§ Exercise: Set down each entry again exactly as written.

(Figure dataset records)
>>>

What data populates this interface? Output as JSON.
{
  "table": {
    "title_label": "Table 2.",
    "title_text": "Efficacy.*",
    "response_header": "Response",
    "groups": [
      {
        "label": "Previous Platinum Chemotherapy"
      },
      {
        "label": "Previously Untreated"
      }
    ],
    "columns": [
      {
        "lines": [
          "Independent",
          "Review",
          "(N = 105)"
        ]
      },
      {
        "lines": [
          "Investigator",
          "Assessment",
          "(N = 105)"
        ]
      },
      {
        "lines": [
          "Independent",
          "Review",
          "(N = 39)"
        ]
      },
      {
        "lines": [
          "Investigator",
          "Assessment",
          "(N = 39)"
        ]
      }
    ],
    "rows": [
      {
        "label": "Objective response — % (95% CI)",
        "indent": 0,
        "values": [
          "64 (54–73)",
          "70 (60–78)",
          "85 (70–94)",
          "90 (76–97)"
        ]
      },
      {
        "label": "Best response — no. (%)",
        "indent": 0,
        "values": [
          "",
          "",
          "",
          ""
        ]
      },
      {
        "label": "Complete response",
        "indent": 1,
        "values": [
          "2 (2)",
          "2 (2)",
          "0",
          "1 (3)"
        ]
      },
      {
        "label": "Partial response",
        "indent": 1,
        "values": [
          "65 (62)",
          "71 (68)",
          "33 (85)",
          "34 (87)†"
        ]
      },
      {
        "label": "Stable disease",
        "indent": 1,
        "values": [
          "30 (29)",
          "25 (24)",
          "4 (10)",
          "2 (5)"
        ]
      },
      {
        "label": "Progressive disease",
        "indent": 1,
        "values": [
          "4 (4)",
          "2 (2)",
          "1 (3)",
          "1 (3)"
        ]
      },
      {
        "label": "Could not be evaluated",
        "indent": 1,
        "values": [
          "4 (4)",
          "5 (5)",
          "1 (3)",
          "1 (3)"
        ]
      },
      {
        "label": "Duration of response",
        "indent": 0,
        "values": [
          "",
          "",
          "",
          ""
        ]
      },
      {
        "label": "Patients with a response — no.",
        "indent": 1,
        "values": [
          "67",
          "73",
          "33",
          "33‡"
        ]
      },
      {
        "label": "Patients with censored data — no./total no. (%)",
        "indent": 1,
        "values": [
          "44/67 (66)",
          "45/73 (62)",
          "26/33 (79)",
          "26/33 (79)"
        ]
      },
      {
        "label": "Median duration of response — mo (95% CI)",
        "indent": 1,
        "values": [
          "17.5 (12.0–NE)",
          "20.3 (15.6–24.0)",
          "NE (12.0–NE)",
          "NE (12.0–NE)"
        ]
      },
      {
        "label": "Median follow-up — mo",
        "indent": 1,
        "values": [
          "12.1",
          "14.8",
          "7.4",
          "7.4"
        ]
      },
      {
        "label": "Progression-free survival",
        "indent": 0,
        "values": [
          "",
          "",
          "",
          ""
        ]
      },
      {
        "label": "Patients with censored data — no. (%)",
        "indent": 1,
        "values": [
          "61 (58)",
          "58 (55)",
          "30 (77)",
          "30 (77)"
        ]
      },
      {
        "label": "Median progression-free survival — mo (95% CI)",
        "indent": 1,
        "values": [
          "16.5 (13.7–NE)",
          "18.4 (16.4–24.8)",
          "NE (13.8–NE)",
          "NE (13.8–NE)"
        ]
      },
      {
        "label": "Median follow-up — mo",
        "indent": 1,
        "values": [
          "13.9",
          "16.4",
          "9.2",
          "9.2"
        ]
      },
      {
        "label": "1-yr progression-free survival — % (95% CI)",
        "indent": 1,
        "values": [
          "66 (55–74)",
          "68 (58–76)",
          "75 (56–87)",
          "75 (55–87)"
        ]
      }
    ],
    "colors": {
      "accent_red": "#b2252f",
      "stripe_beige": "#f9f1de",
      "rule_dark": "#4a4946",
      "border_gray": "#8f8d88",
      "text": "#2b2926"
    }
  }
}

<<<

§ Solution for this problem:
What data populates this interface? Output as JSON.
{
  "table": {
    "title_label": "Table 2.",
    "title_text": "Efficacy.*",
    "response_header": "Response",
    "groups": [
      {
        "label": "Previous Platinum Chemotherapy"
      },
      {
        "label": "Previously Untreated"
      }
    ],
    "columns": [
      {
        "lines": [
          "Independent",
          "Review",
          "(N = 105)"
        ]
      },
      {
        "lines": [
          "Investigator",
          "Assessment",
          "(N = 105)"
        ]
      },
      {
        "lines": [
          "Independent",
          "Review",
          "(N = 39)"
        ]
      },
      {
        "lines": [
          "Investigator",
          "Assessment",
          "(N = 39)"
        ]
      }
    ],
    "rows": [
      {
        "label": "Objective response — % (95% CI)",
        "indent": 0,
        "values": [
          "64 (54–73)",
          "70 (60–78)",
          "85 (70–94)",
          "90 (76–97)"
        ]
      },
      {
        "label": "Best response — no. (%)",
        "indent": 0,
        "values": [
          "",
          "",
          "",
          ""
        ]
      },
      {
        "label": "Complete response",
        "indent": 1,
        "values": [
          "2 (2)",
          "2 (2)",
          "0",
          "1 (3)"
        ]
      },
      {
        "label": "Partial response",
        "indent": 1,
        "values": [
          "65 (62)",
          "71 (68)",
          "33 (85)",
          "34 (87)†"
        ]
      },
      {
        "label": "Stable disease",
        "indent": 1,
        "values": [
          "30 (29)",
          "25 (24)",
          "4 (10)",
          "2 (5)"
        ]
      },
      {
        "label": "Progressive disease",
        "indent": 1,
        "values": [
          "4 (4)",
          "2 (2)",
          "1 (3)",
          "1 (3)"
        ]
      },
      {
        "label": "Could not be evaluated",
        "indent": 1,
        "values": [
          "4 (4)",
          "5 (5)",
          "1 (3)",
          "1 (3)"
        ]
      },
      {
        "label": "Duration of response",
        "indent": 0,
        "values": [
          "",
          "",
          "",
          ""
        ]
      },
      {
        "label": "Patients with a response — no.",
        "indent": 1,
        "values": [
          "67",
          "73",
          "33",
          "33‡"
        ]
      },
      {
        "label": "Patients with censored data — no./total no. (%)",
        "indent": 1,
        "values": [
          "44/67 (66)",
          "45/73 (62)",
          "26/33 (79)",
          "26/33 (79)"
        ]
      },
      {
        "label": "Median duration of response — mo (95% CI)",
        "indent": 1,
        "values": [
          "17.5 (12.0–NE)",
          "20.3 (15.6–24.0)",
          "NE (12.0–NE)",
          "NE (12.0–NE)"
        ]
      },
      {
        "label": "Median follow-up — mo",
        "indent": 1,
        "values": [
          "12.1",
          "14.8",
          "7.4",
          "7.4"
        ]
      },
      {
        "label": "Progression-free survival",
        "indent": 0,
        "values": [
          "",
          "",
          "",
          ""
        ]
      },
      {
        "label": "Patients with censored data — no. (%)",
        "indent": 1,
        "values": [
          "61 (58)",
          "58 (55)",
          "30 (77)",
          "30 (77)"
        ]
      },
      {
        "label": "Median progression-free survival — mo (95% CI)",
        "indent": 1,
        "values": [
          "16.5 (13.7–NE)",
          "18.4 (16.4–24.8)",
          "NE (13.8–NE)",
          "NE (13.8–NE)"
        ]
      },
      {
        "label": "Median follow-up — mo",
        "indent": 1,
        "values": [
          "13.9",
          "16.4",
          "9.2",
          "9.2"
        ]
      },
      {
        "label": "1-yr progression-free survival — % (95% CI)",
        "indent": 1,
        "values": [
          "66 (55–74)",
          "68 (58–76)",
          "75 (56–87)",
          "75 (55–87)"
        ]
      }
    ],
    "colors": {
      "accent_red": "#b2252f",
      "stripe_beige": "#f9f1de",
      "rule_dark": "#4a4946",
      "border_gray": "#8f8d88",
      "text": "#2b2926"
    }
  }
}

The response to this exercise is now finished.